# [PROBLEM REQUIREMENTS]
Only the number is wanted: count the lines that include the word "screenshot".

# [RECORDED INFORMATION]
/---

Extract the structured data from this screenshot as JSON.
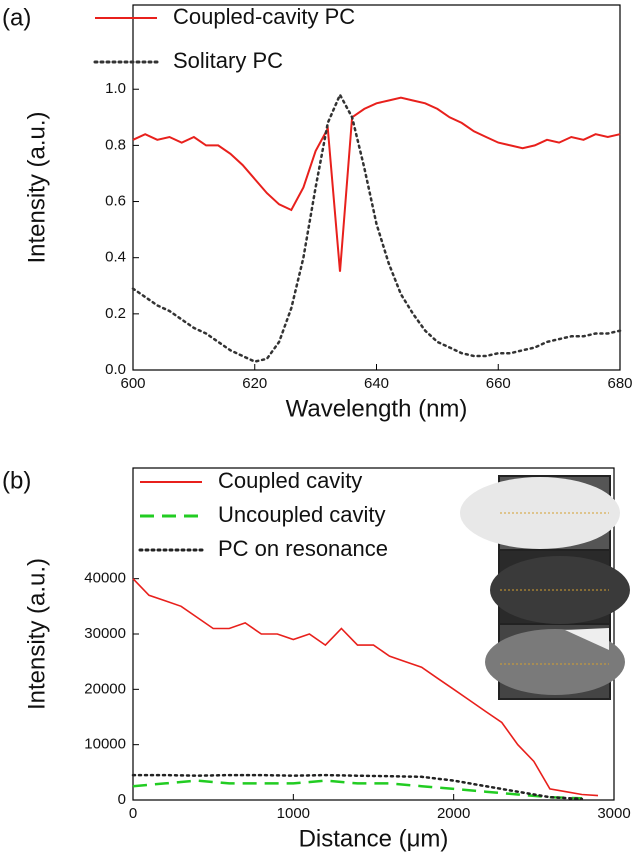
{
  "chart_data": [
    {
      "type": "line",
      "panel_label": "(a)",
      "x_label": "Wavelength (nm)",
      "y_label": "Intensity (a.u.)",
      "x": [
        600,
        602,
        604,
        606,
        608,
        610,
        612,
        614,
        616,
        618,
        620,
        622,
        624,
        626,
        628,
        630,
        632,
        634,
        636,
        638,
        640,
        642,
        644,
        646,
        648,
        650,
        652,
        654,
        656,
        658,
        660,
        662,
        664,
        666,
        668,
        670,
        672,
        674,
        676,
        678,
        680
      ],
      "series": [
        {
          "name": "Coupled-cavity PC",
          "color": "#e8201c",
          "linestyle": "solid",
          "values": [
            0.82,
            0.84,
            0.82,
            0.83,
            0.81,
            0.83,
            0.8,
            0.8,
            0.77,
            0.73,
            0.68,
            0.63,
            0.59,
            0.57,
            0.65,
            0.78,
            0.86,
            0.35,
            0.9,
            0.93,
            0.95,
            0.96,
            0.97,
            0.96,
            0.95,
            0.93,
            0.9,
            0.88,
            0.85,
            0.83,
            0.81,
            0.8,
            0.79,
            0.8,
            0.82,
            0.81,
            0.83,
            0.82,
            0.84,
            0.83,
            0.84
          ]
        },
        {
          "name": "Solitary PC",
          "color": "#333333",
          "linestyle": "dotted",
          "values": [
            0.29,
            0.26,
            0.23,
            0.21,
            0.18,
            0.15,
            0.13,
            0.1,
            0.07,
            0.05,
            0.03,
            0.04,
            0.1,
            0.22,
            0.4,
            0.65,
            0.88,
            0.98,
            0.9,
            0.72,
            0.52,
            0.38,
            0.27,
            0.2,
            0.14,
            0.1,
            0.08,
            0.06,
            0.05,
            0.05,
            0.06,
            0.06,
            0.07,
            0.08,
            0.1,
            0.11,
            0.12,
            0.12,
            0.13,
            0.13,
            0.14
          ]
        }
      ],
      "xlim": [
        600,
        680
      ],
      "xticks": [
        600,
        620,
        640,
        660,
        680
      ],
      "ylim": [
        0,
        1.3
      ],
      "yticks": [
        {
          "value": 0,
          "label": "0.0"
        },
        0.2,
        0.4,
        0.6,
        0.8,
        {
          "value": 1,
          "label": "1.0"
        }
      ],
      "grid": false
    },
    {
      "type": "line",
      "panel_label": "(b)",
      "x_label": "Distance (μm)",
      "y_label": "Intensity (a.u.)",
      "series": [
        {
          "name": "Coupled cavity",
          "color": "#e8201c",
          "linestyle": "solid",
          "x": [
            0,
            100,
            200,
            300,
            400,
            500,
            600,
            700,
            800,
            900,
            1000,
            1100,
            1200,
            1300,
            1400,
            1500,
            1600,
            1700,
            1800,
            1900,
            2000,
            2100,
            2200,
            2300,
            2400,
            2500,
            2600,
            2700,
            2800,
            2900
          ],
          "values": [
            40000,
            37000,
            36000,
            35000,
            33000,
            31000,
            31000,
            32000,
            30000,
            30000,
            29000,
            30000,
            28000,
            31000,
            28000,
            28000,
            26000,
            25000,
            24000,
            22000,
            20000,
            18000,
            16000,
            14000,
            10000,
            7000,
            2000,
            1500,
            1000,
            800
          ]
        },
        {
          "name": "Uncoupled cavity",
          "color": "#22cc22",
          "linestyle": "dashed",
          "x": [
            0,
            200,
            400,
            600,
            800,
            1000,
            1200,
            1400,
            1600,
            1800,
            2000,
            2200,
            2400,
            2600,
            2800
          ],
          "values": [
            2500,
            3000,
            3500,
            3000,
            3000,
            3000,
            3500,
            3000,
            3000,
            2500,
            2000,
            1500,
            1000,
            500,
            300
          ]
        },
        {
          "name": "PC on resonance",
          "color": "#222222",
          "linestyle": "dotted",
          "x": [
            0,
            200,
            400,
            600,
            800,
            1000,
            1200,
            1400,
            1600,
            1800,
            2000,
            2200,
            2400,
            2600,
            2800
          ],
          "values": [
            4500,
            4500,
            4400,
            4500,
            4500,
            4400,
            4500,
            4400,
            4300,
            4200,
            3500,
            2500,
            1500,
            500,
            200
          ]
        }
      ],
      "xlim": [
        0,
        3000
      ],
      "xticks": [
        0,
        1000,
        2000,
        3000
      ],
      "ylim": [
        0,
        60000
      ],
      "yticks": [
        0,
        10000,
        20000,
        30000,
        40000
      ],
      "grid": false
    }
  ]
}
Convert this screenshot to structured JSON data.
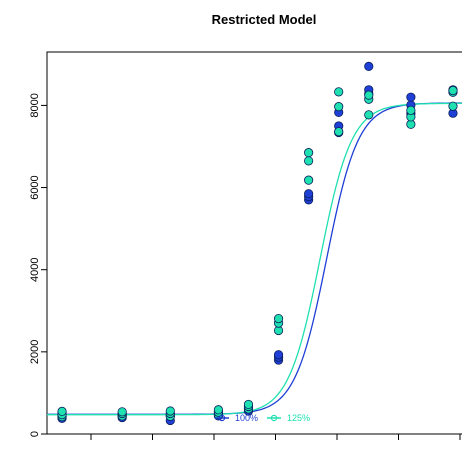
{
  "chart_data": {
    "type": "scatter",
    "title": "Restricted Model",
    "xlabel": "",
    "ylabel": "",
    "x_tick_count": 7,
    "yticks": [
      0,
      2000,
      4000,
      6000,
      8000
    ],
    "ylim": [
      0,
      9300
    ],
    "xlim": [
      -4.45,
      2.45
    ],
    "grid": false,
    "legend": {
      "placement": "bottom-center",
      "entries": [
        {
          "label": "100%",
          "color": "#1f3fd6"
        },
        {
          "label": "125%",
          "color": "#1fe0b0"
        }
      ]
    },
    "series": [
      {
        "name": "100%",
        "color": "#1f3fd6",
        "curve": {
          "bottom": 480,
          "top": 8060,
          "ec50": 0.2,
          "hill": 3.8
        },
        "points": [
          [
            -4.2,
            380
          ],
          [
            -4.2,
            430
          ],
          [
            -4.2,
            480
          ],
          [
            -4.2,
            520
          ],
          [
            -3.2,
            400
          ],
          [
            -3.2,
            450
          ],
          [
            -3.2,
            490
          ],
          [
            -2.4,
            330
          ],
          [
            -2.4,
            440
          ],
          [
            -2.4,
            500
          ],
          [
            -1.6,
            440
          ],
          [
            -1.6,
            490
          ],
          [
            -1.6,
            540
          ],
          [
            -1.1,
            560
          ],
          [
            -1.1,
            620
          ],
          [
            -1.1,
            680
          ],
          [
            -0.6,
            1800
          ],
          [
            -0.6,
            1870
          ],
          [
            -0.6,
            1930
          ],
          [
            -0.1,
            5700
          ],
          [
            -0.1,
            5780
          ],
          [
            -0.1,
            5850
          ],
          [
            0.4,
            7340
          ],
          [
            0.4,
            7500
          ],
          [
            0.4,
            7830
          ],
          [
            0.9,
            8290
          ],
          [
            0.9,
            8380
          ],
          [
            0.9,
            8950
          ],
          [
            1.6,
            7800
          ],
          [
            1.6,
            8010
          ],
          [
            1.6,
            8200
          ],
          [
            2.3,
            7810
          ],
          [
            2.3,
            8340
          ],
          [
            2.3,
            8380
          ]
        ]
      },
      {
        "name": "125%",
        "color": "#1fe0b0",
        "curve": {
          "bottom": 470,
          "top": 8050,
          "ec50": 0.09,
          "hill": 3.8
        },
        "points": [
          [
            -4.2,
            420
          ],
          [
            -4.2,
            470
          ],
          [
            -4.2,
            550
          ],
          [
            -3.2,
            440
          ],
          [
            -3.2,
            500
          ],
          [
            -3.2,
            540
          ],
          [
            -2.4,
            430
          ],
          [
            -2.4,
            500
          ],
          [
            -2.4,
            560
          ],
          [
            -1.6,
            470
          ],
          [
            -1.6,
            530
          ],
          [
            -1.6,
            590
          ],
          [
            -1.1,
            610
          ],
          [
            -1.1,
            670
          ],
          [
            -1.1,
            720
          ],
          [
            -0.6,
            2520
          ],
          [
            -0.6,
            2700
          ],
          [
            -0.6,
            2810
          ],
          [
            -0.1,
            6180
          ],
          [
            -0.1,
            6650
          ],
          [
            -0.1,
            6850
          ],
          [
            0.4,
            7360
          ],
          [
            0.4,
            7970
          ],
          [
            0.4,
            8330
          ],
          [
            0.9,
            7770
          ],
          [
            0.9,
            8150
          ],
          [
            0.9,
            8250
          ],
          [
            1.6,
            7540
          ],
          [
            1.6,
            7720
          ],
          [
            1.6,
            7880
          ],
          [
            2.3,
            7980
          ],
          [
            2.3,
            8320
          ],
          [
            2.3,
            8360
          ]
        ]
      }
    ]
  }
}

\---

# [FULL SOLUTION]
2